▶ **Dataset extract**:
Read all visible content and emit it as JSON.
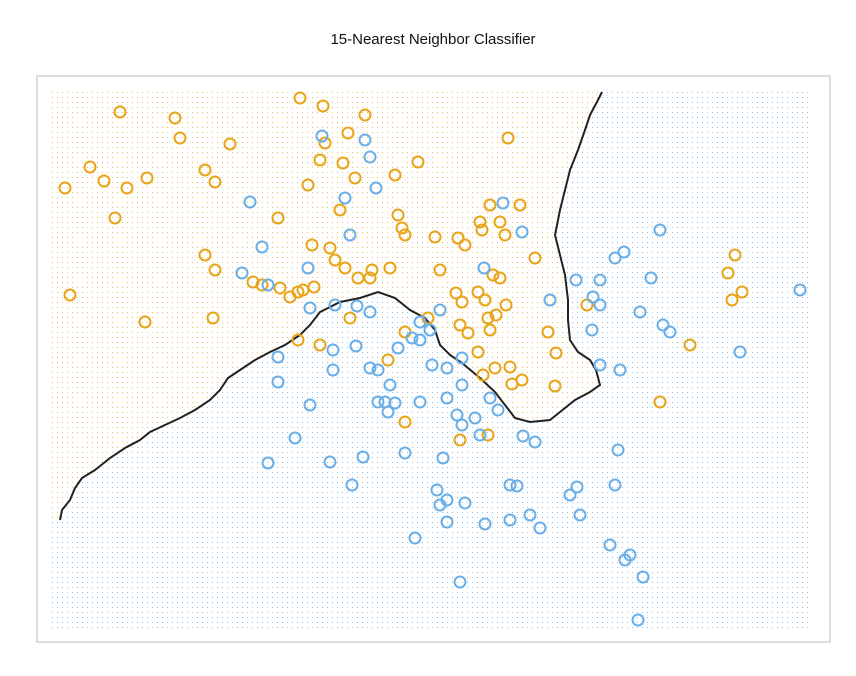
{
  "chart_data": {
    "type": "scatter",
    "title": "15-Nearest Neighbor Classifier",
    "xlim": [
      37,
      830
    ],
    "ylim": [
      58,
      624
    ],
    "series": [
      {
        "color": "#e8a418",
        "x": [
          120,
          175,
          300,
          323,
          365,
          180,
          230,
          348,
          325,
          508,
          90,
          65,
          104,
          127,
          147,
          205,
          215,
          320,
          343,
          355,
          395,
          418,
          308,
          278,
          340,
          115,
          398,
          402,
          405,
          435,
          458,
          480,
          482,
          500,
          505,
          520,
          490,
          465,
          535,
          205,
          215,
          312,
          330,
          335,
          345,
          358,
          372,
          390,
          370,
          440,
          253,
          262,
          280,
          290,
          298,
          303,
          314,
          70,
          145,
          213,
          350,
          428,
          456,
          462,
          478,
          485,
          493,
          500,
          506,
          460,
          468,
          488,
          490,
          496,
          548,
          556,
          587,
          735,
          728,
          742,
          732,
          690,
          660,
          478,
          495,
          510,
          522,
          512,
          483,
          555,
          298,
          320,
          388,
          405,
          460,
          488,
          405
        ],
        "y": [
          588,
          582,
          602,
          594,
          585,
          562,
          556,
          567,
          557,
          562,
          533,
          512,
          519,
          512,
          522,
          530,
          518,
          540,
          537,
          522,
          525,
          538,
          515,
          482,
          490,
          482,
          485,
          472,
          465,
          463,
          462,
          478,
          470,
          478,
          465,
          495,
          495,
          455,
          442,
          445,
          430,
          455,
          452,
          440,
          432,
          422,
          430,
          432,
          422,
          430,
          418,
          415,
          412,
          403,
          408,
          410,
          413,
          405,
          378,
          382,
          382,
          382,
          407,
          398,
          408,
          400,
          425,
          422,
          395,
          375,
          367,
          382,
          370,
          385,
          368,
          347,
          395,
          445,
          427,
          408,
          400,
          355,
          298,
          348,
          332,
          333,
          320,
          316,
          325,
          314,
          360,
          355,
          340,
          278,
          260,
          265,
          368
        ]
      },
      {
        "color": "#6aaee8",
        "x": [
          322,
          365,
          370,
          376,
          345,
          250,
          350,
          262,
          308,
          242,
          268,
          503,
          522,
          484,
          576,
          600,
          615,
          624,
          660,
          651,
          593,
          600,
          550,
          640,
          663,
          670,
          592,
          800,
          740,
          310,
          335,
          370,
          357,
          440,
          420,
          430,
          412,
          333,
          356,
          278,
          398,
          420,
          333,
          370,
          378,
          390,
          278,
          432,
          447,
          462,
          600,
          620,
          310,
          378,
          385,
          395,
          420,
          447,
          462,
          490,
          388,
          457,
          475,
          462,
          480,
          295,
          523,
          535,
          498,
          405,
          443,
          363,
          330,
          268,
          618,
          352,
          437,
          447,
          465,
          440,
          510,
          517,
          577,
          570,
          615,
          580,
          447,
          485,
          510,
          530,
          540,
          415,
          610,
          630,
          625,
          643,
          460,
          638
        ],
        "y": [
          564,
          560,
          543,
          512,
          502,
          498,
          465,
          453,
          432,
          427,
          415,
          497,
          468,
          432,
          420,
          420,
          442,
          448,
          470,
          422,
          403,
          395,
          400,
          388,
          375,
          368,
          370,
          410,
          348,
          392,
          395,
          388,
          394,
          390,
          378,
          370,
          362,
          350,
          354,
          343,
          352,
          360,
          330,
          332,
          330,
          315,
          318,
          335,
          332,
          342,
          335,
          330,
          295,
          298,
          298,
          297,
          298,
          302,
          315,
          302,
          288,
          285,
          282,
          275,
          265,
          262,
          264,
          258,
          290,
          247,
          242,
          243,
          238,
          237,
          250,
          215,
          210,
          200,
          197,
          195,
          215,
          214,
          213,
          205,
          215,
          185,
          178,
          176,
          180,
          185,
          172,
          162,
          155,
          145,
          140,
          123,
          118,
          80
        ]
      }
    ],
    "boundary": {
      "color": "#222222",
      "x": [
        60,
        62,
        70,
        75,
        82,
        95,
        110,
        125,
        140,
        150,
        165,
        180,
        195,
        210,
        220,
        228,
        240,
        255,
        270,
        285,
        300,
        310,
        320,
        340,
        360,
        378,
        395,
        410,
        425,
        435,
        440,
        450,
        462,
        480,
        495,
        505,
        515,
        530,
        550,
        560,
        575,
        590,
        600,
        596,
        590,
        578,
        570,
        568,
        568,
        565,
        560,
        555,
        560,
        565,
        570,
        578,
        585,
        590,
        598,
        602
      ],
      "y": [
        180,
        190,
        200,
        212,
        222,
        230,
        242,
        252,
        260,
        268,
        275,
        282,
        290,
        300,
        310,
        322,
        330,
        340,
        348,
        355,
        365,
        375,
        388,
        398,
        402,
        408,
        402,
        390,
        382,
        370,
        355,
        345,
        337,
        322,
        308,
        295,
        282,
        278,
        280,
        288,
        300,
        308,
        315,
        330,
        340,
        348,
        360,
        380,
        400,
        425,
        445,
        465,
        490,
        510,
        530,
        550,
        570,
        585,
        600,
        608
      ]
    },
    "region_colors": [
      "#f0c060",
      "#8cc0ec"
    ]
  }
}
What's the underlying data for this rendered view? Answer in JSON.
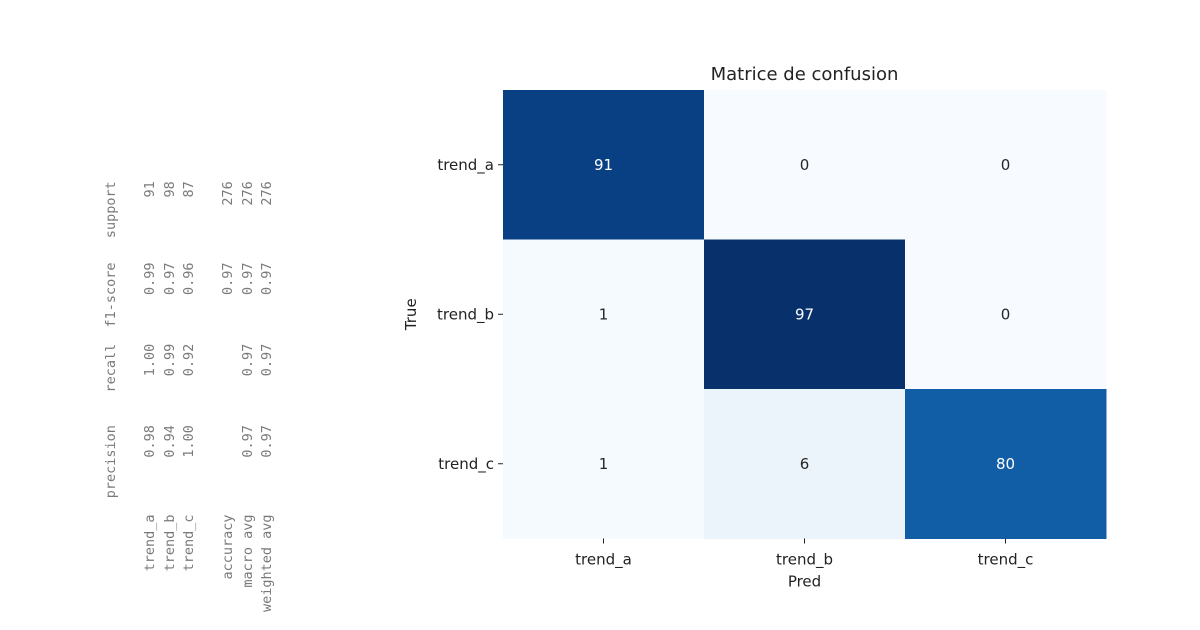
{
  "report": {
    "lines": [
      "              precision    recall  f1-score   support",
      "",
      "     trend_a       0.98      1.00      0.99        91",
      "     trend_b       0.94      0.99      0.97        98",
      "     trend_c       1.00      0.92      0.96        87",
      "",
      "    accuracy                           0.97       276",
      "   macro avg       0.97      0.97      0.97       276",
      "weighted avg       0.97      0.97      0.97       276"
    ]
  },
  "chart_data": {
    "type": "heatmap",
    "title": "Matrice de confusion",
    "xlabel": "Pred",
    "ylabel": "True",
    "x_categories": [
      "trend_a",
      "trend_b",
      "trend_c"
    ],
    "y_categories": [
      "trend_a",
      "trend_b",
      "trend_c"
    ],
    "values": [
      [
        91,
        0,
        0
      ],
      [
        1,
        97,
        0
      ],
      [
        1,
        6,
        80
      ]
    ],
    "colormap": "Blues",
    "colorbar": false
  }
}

▶ **What you are asked to do**: Pick out each line that holds the string "JSON".

▶ **Problem solution**:
Read all visible content and emit it as JSON.
What's the underlying data for this rendered view? Answer in JSON.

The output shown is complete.